Of the lines in these entries, how many contain the string "value"? Give the number and nothing else.

Extracted records
··········

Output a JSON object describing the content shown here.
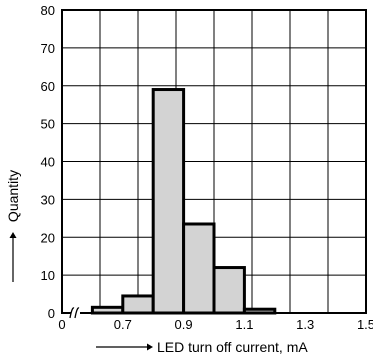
{
  "chart_data": {
    "type": "bar",
    "xlabel": "LED turn off current, mA",
    "ylabel": "Quantity",
    "x_ticks": [
      "0",
      "0.7",
      "0.9",
      "1.1",
      "1.3",
      "1.5"
    ],
    "y_ticks": [
      "0",
      "10",
      "20",
      "30",
      "40",
      "50",
      "60",
      "70",
      "80"
    ],
    "xlim": [
      0.5,
      1.5
    ],
    "ylim": [
      0,
      80
    ],
    "grid": true,
    "axis_break": true,
    "bar_fill": "#d3d3d3",
    "bars": [
      {
        "x0": 0.6,
        "x1": 0.7,
        "value": 1.5
      },
      {
        "x0": 0.7,
        "x1": 0.8,
        "value": 4.5
      },
      {
        "x0": 0.8,
        "x1": 0.9,
        "value": 59
      },
      {
        "x0": 0.9,
        "x1": 1.0,
        "value": 23.5
      },
      {
        "x0": 1.0,
        "x1": 1.1,
        "value": 12
      },
      {
        "x0": 1.1,
        "x1": 1.2,
        "value": 1
      }
    ]
  }
}
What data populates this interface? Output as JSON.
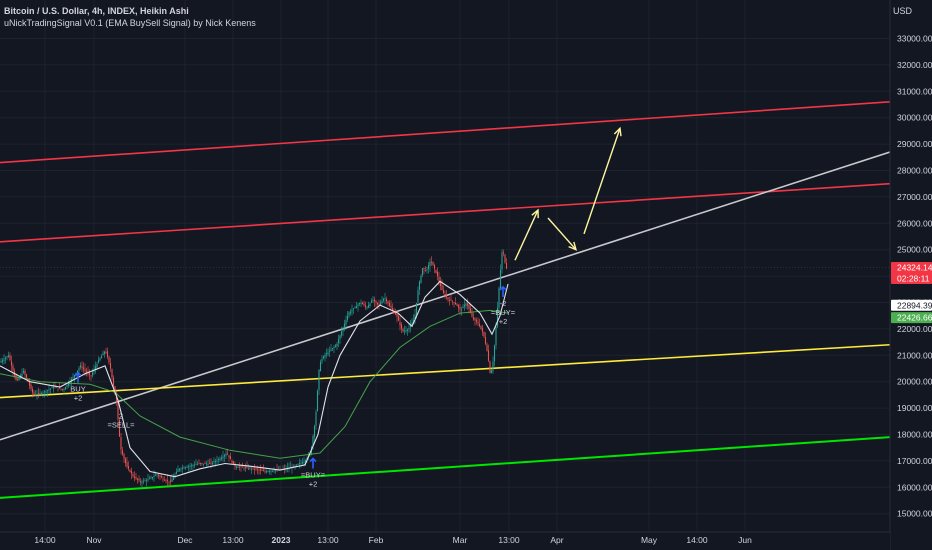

··········

• _PROBLEM SOLUTION_
6